>> Begin

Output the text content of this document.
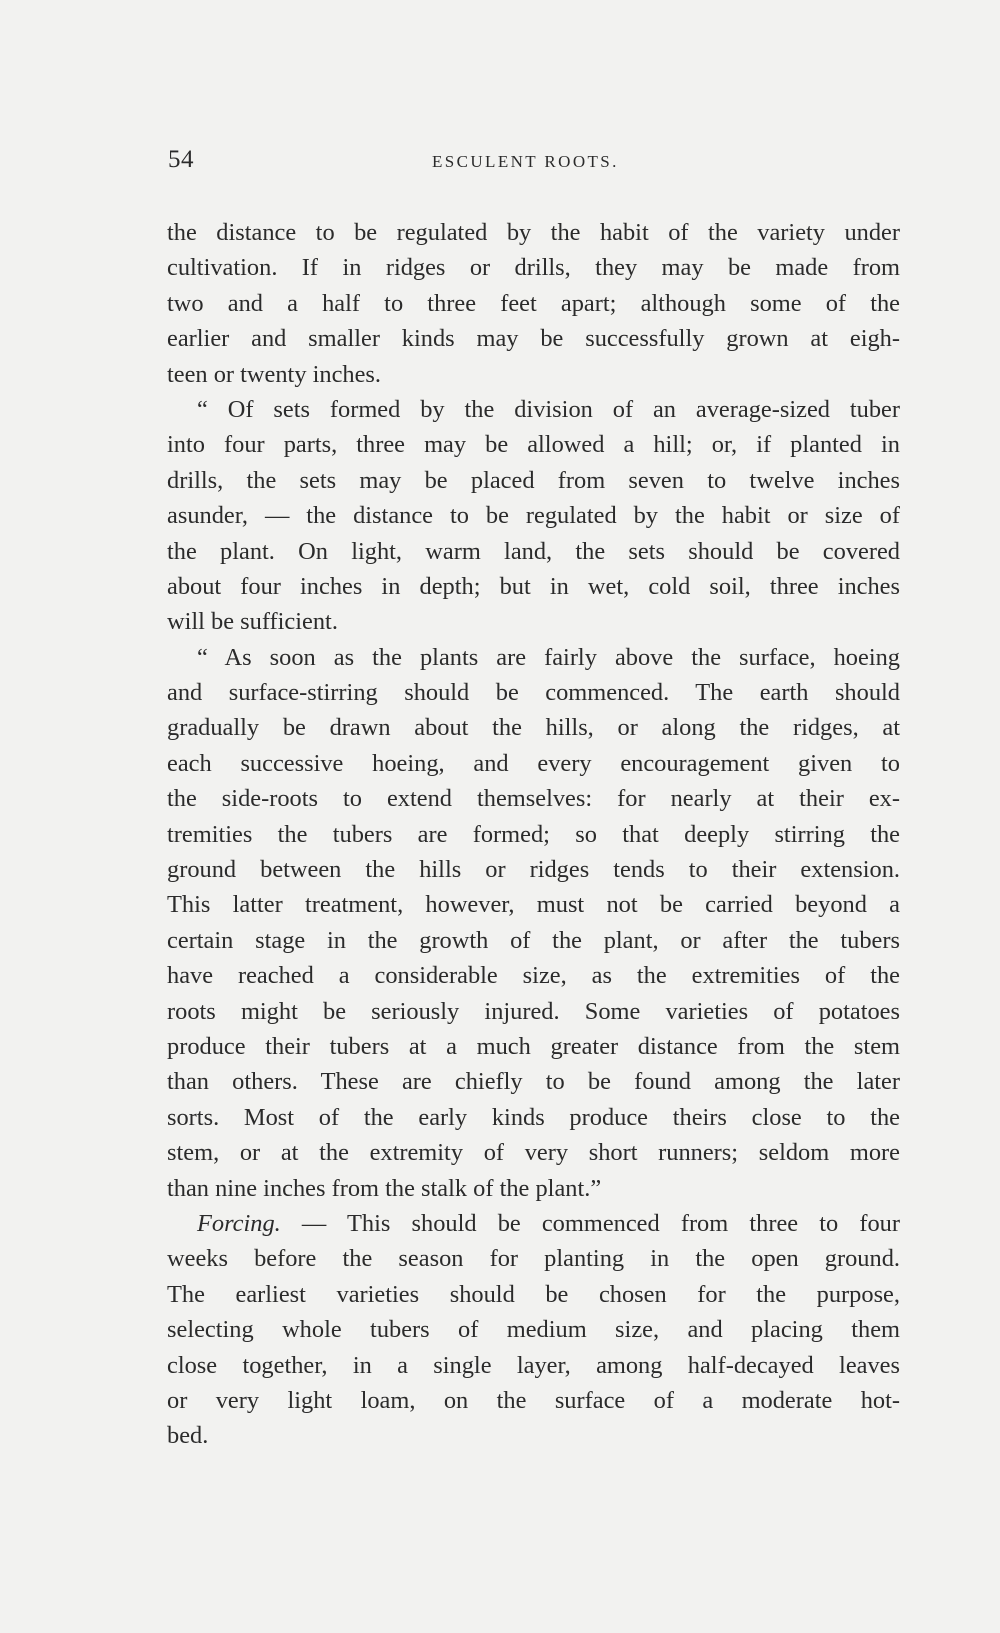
54	ESCULENT ROOTS.
the distance to be regulated by the habit of the variety under
cultivation. If in ridges or drills, they may be made from
two and a half to three feet apart; although some of the
earlier and smaller kinds may be successfully grown at eigh-
teen or twenty inches.
“ Of sets formed by the division of an average-sized tuber
into four parts, three may be allowed a hill; or, if planted in
drills, the sets may be placed from seven to twelve inches
asunder, — the distance to be regulated by the habit or size of
the plant. On light, warm land, the sets should be covered
about four inches in depth; but in wet, cold soil, three inches
will be sufficient.
“ As soon as the plants are fairly above the surface, hoeing
and surface-stirring should be commenced. The earth should
gradually be drawn about the hills, or along the ridges, at
each successive hoeing, and every encouragement given to
the side-roots to extend themselves: for nearly at their ex-
tremities the tubers are formed; so that deeply stirring the
ground between the hills or ridges tends to their extension.
This latter treatment, however, must not be carried beyond a
certain stage in the growth of the plant, or after the tubers
have reached a considerable size, as the extremities of the
roots might be seriously injured. Some varieties of potatoes
produce their tubers at a much greater distance from the stem
than others. These are chiefly to be found among the later
sorts. Most of the early kinds produce theirs close to the
stem, or at the extremity of very short runners; seldom more
than nine inches from the stalk of the plant.”
Forcing. — This should be commenced from three to four
weeks before the season for planting in the open ground.
The earliest varieties should be chosen for the purpose,
selecting whole tubers of medium size, and placing them
close together, in a single layer, among half-decayed leaves
or very light loam, on the surface of a moderate hot-
bed.
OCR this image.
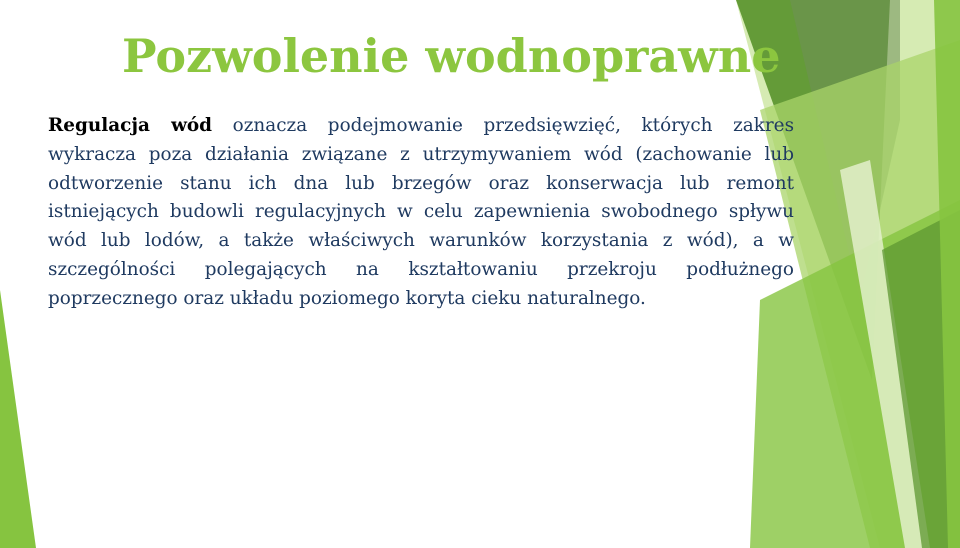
Pozwolenie wodnoprawne

Regulacja wód oznacza podejmowanie przedsięwzięć, których zakres wykracza poza działania związane z utrzymywaniem wód (zachowanie lub odtworzenie stanu ich dna lub brzegów oraz konserwacja lub remont istniejących budowli regulacyjnych w celu zapewnienia swobodnego spływu wód lub lodów, a także właściwych warunków korzystania z wód), a w szczególności polegających na kształtowaniu przekroju podłużnego poprzecznego oraz układu poziomego koryta cieku naturalnego.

>> End

What is required:
Nothing in the entries should change as you copy them, except that the pictures are left out.

Reply to the task:
Output the text content of this document.
54	ESCULENT ROOTS.
the distance to be regulated by the habit of the variety under
cultivation. If in ridges or drills, they may be made from
two and a half to three feet apart; although some of the
earlier and smaller kinds may be successfully grown at eigh-
teen or twenty inches.
“ Of sets formed by the division of an average-sized tuber
into four parts, three may be allowed a hill; or, if planted in
drills, the sets may be placed from seven to twelve inches
asunder, — the distance to be regulated by the habit or size of
the plant. On light, warm land, the sets should be covered
about four inches in depth; but in wet, cold soil, three inches
will be sufficient.
“ As soon as the plants are fairly above the surface, hoeing
and surface-stirring should be commenced. The earth should
gradually be drawn about the hills, or along the ridges, at
each successive hoeing, and every encouragement given to
the side-roots to extend themselves: for nearly at their ex-
tremities the tubers are formed; so that deeply stirring the
ground between the hills or ridges tends to their extension.
This latter treatment, however, must not be carried beyond a
certain stage in the growth of the plant, or after the tubers
have reached a considerable size, as the extremities of the
roots might be seriously injured. Some varieties of potatoes
produce their tubers at a much greater distance from the stem
than others. These are chiefly to be found among the later
sorts. Most of the early kinds produce theirs close to the
stem, or at the extremity of very short runners; seldom more
than nine inches from the stalk of the plant.”
Forcing. — This should be commenced from three to four
weeks before the season for planting in the open ground.
The earliest varieties should be chosen for the purpose,
selecting whole tubers of medium size, and placing them
close together, in a single layer, among half-decayed leaves
or very light loam, on the surface of a moderate hot-
bed.
OCR this image.
Pozwolenie wodnoprawne

Regulacja wód oznacza podejmowanie przedsięwzięć, których zakres wykracza poza działania związane z utrzymywaniem wód (zachowanie lub odtworzenie stanu ich dna lub brzegów oraz konserwacja lub remont istniejących budowli regulacyjnych w celu zapewnienia swobodnego spływu wód lub lodów, a także właściwych warunków korzystania z wód), a w szczególności polegających na kształtowaniu przekroju podłużnego poprzecznego oraz układu poziomego koryta cieku naturalnego.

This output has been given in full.